[begin RECORDED DATA]

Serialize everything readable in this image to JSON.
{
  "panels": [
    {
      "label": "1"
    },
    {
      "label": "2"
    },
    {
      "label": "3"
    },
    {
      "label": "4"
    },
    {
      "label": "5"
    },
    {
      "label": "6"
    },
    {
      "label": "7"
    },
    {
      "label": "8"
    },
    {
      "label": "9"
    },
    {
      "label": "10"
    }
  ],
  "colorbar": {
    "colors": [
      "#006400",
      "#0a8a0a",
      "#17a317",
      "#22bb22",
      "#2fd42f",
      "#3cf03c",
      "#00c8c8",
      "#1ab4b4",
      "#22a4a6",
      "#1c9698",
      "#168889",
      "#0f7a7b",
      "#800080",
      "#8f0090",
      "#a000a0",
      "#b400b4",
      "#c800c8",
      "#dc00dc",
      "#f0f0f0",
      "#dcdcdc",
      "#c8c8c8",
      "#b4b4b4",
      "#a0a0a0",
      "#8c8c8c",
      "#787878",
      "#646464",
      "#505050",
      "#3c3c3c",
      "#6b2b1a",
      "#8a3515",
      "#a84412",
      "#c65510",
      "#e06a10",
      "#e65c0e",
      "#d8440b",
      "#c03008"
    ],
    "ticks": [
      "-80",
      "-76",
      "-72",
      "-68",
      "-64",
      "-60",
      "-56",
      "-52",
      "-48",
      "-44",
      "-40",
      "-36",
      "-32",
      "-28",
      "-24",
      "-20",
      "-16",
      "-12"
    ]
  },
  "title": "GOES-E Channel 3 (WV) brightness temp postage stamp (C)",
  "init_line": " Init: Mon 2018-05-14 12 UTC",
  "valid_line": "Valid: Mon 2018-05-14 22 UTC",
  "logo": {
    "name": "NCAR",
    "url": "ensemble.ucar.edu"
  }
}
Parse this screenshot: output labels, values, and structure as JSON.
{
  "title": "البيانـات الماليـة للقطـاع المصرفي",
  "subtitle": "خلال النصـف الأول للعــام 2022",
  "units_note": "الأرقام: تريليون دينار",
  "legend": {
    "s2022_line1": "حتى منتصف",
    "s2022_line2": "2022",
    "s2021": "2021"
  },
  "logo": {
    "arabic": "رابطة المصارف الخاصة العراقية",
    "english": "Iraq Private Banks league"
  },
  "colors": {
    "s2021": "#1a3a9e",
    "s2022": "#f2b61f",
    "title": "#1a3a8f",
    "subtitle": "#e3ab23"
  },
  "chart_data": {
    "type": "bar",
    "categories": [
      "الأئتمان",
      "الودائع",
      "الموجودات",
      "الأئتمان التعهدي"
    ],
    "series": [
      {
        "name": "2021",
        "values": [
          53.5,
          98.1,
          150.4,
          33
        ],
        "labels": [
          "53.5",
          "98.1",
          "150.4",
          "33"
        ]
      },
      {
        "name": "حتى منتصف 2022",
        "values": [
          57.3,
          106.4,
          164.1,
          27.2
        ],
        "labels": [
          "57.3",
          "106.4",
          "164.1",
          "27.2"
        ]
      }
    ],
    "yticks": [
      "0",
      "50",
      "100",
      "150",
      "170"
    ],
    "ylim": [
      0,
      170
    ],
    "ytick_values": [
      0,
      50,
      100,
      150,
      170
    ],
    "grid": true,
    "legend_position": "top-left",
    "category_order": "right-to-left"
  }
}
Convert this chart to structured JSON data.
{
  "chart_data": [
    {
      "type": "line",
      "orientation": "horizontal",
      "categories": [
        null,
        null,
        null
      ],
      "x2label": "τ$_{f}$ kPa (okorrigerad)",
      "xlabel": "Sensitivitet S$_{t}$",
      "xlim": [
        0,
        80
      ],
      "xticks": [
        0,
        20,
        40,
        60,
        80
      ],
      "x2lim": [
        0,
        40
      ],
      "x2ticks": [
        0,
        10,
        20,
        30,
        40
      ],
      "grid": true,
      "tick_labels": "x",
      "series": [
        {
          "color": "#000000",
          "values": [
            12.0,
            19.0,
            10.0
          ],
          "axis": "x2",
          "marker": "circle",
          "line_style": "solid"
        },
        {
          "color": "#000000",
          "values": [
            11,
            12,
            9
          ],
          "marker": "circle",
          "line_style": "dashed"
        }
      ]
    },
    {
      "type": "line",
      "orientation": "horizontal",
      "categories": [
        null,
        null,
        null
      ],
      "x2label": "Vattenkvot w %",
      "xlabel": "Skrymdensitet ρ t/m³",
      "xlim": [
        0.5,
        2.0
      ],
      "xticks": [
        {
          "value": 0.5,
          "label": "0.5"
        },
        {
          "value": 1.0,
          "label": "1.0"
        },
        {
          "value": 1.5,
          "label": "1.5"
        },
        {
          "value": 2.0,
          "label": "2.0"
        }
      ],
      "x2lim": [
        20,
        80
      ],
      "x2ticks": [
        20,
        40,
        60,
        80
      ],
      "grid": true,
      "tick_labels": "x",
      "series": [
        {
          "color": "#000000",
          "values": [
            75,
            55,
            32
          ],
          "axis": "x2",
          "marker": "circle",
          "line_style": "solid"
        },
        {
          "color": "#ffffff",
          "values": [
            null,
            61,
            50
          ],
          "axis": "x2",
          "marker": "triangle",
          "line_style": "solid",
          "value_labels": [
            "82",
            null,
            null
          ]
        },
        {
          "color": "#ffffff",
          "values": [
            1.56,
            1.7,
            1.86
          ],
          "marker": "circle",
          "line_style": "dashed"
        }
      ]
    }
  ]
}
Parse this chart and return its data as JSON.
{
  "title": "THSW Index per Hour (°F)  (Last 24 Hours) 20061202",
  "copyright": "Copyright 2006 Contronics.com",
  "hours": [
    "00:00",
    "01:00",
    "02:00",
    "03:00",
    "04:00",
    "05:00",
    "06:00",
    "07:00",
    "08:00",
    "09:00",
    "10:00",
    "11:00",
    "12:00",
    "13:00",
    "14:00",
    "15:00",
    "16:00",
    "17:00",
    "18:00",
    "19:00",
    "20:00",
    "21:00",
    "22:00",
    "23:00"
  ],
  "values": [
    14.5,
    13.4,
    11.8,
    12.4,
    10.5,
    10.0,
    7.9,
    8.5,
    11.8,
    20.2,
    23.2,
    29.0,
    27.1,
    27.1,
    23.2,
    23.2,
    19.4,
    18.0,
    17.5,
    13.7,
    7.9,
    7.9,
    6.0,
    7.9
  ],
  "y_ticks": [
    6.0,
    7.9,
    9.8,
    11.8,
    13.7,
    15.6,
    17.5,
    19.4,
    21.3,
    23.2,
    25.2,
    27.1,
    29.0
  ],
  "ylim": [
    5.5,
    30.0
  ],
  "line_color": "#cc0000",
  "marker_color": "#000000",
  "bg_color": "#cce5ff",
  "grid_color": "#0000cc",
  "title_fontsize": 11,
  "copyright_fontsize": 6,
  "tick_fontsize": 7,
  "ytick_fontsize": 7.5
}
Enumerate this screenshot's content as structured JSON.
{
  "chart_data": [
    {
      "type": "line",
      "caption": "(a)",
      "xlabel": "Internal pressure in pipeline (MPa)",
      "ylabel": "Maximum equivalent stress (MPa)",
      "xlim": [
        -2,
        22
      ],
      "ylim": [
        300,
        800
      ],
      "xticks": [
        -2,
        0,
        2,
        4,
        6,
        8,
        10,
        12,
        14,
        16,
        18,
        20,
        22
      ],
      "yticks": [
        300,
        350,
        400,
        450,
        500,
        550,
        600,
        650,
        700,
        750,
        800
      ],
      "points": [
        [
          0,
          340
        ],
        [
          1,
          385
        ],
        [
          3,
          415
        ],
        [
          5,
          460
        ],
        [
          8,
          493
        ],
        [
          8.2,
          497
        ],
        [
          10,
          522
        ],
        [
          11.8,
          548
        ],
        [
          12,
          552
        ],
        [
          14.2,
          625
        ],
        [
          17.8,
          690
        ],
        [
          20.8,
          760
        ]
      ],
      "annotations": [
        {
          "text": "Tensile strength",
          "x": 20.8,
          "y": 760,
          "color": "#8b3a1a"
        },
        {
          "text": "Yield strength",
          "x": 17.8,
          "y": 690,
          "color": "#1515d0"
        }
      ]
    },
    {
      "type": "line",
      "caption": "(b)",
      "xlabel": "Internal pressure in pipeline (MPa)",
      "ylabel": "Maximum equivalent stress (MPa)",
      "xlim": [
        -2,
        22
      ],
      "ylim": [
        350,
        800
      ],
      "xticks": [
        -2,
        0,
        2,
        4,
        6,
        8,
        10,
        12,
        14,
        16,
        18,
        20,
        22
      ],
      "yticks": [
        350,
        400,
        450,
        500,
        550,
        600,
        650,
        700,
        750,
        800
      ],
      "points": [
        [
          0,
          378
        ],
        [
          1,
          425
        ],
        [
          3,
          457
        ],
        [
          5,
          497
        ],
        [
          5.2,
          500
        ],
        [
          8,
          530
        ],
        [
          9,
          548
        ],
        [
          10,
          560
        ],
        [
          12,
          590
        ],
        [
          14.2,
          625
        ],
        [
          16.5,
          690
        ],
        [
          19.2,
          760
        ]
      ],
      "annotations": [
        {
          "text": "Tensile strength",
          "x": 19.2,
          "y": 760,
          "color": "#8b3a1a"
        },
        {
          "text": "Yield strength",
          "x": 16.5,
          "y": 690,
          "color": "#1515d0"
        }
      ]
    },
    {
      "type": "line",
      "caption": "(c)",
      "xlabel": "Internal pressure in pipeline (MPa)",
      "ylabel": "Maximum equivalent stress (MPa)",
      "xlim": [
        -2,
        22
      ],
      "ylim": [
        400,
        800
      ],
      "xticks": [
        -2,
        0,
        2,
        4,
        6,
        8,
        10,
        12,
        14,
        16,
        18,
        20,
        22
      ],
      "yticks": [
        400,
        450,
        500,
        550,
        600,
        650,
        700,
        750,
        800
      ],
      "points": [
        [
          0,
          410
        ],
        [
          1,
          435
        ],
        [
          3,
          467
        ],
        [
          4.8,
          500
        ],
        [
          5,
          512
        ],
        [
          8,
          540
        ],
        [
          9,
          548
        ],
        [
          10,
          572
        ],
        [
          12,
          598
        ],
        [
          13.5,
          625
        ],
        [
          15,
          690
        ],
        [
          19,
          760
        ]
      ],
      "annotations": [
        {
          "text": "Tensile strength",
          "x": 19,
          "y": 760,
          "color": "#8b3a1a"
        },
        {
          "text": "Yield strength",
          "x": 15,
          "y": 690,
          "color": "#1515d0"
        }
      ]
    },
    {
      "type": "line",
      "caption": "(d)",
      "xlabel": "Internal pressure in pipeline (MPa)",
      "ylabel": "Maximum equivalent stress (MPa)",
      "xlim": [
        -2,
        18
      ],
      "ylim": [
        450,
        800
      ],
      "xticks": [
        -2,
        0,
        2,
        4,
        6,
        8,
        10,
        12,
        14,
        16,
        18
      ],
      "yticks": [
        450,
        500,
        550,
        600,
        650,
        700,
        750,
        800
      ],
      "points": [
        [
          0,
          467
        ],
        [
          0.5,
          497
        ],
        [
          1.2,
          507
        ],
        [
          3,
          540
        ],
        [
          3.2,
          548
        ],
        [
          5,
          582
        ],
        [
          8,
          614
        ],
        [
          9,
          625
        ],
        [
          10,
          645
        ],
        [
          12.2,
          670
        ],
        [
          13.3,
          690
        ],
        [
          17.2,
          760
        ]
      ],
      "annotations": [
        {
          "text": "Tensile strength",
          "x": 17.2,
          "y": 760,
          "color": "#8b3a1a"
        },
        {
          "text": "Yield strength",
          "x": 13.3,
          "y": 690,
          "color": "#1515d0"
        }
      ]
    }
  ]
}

[end RECORDED DATA]

- **WRITTEN TASK**
Among the entries above, identify all lines with "screenshot" and copy them.

- **THE COMPLETED TASK**
Parse this screenshot: output labels, values, and structure as JSON.
Enumerate this screenshot's content as structured JSON.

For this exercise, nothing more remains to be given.